++++ THE DATA
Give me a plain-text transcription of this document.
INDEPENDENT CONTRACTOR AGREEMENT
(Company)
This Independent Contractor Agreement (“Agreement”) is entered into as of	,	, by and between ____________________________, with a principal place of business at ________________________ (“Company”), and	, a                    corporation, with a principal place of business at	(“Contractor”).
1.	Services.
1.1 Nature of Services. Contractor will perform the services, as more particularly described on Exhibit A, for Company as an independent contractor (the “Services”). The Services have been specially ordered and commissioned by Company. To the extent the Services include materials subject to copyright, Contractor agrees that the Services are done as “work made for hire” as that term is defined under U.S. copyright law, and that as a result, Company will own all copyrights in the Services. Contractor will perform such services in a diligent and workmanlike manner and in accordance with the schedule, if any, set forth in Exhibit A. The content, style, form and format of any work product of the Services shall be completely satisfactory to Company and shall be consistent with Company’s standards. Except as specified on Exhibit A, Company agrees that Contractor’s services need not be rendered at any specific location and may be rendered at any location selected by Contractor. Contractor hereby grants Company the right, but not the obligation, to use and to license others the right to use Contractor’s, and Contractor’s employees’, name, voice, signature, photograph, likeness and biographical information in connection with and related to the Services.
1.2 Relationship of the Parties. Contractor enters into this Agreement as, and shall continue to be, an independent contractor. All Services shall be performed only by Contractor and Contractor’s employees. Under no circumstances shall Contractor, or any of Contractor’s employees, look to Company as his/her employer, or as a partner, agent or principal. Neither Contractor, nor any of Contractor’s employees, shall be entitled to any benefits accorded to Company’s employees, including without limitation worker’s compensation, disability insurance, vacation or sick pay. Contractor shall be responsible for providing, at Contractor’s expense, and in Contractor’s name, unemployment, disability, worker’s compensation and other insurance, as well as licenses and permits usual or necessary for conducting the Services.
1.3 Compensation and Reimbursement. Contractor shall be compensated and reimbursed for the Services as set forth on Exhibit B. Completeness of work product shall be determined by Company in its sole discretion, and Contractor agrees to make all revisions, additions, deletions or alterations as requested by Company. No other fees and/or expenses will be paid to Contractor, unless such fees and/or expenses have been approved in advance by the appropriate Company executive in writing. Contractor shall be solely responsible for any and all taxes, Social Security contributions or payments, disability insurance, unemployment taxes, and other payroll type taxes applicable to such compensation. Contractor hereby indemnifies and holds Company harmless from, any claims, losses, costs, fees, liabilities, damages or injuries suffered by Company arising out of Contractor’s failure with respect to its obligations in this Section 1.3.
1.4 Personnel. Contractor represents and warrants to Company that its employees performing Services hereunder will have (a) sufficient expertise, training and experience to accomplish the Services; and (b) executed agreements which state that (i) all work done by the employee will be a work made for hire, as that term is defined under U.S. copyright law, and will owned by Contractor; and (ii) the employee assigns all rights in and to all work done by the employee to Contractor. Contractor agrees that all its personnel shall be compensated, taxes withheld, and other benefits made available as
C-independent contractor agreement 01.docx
++++++++
— REQUIRED TASK —
Find and copy each line above that includes the string "into".

— RESULT BELOW —
This Independent Contractor Agreement (“Agreement”) is entered into as of	,	, by and between ____________________________, with a principal place of business at ________________________ (“Company”), and	, a                    corporation, with a principal place of business at	(“Contractor”).
1.2 Relationship of the Parties. Contractor enters into this Agreement as, and shall continue to be, an independent contractor. All Services shall be performed only by Contractor and Contractor’s employees. Under no circumstances shall Contractor, or any of Contractor’s employees, look to Company as his/her employer, or as a partner, agent or principal. Neither Contractor, nor any of Contractor’s employees, shall be entitled to any benefits accorded to Company’s employees, including without limitation worker’s compensation, disability insurance, vacation or sick pay. Contractor shall be responsible for providing, at Contractor’s expense, and in Contractor’s name, unemployment, disability, worker’s compensation and other insurance, as well as licenses and permits usual or necessary for conducting the Services.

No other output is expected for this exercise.